◆ REQUIREMENTS
Copy every line from the material below that holds "subject".

◆ ENTRIES SHOWN
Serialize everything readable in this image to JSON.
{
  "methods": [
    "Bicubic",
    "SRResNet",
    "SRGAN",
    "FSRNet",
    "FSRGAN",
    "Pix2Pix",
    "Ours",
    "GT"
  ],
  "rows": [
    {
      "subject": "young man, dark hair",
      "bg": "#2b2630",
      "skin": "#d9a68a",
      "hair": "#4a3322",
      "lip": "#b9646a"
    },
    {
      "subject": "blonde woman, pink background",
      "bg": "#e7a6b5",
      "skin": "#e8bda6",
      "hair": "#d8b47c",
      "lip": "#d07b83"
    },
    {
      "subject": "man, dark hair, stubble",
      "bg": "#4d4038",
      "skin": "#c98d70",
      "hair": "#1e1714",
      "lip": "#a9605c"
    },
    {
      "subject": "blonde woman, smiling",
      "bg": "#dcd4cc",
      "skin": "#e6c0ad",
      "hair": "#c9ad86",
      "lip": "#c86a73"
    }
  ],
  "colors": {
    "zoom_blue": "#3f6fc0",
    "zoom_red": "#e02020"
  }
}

◆ EXPECTED OUTPUT
      "subject": "young man, dark hair",
      "subject": "blonde woman, pink background",
      "subject": "man, dark hair, stubble",
      "subject": "blonde woman, smiling",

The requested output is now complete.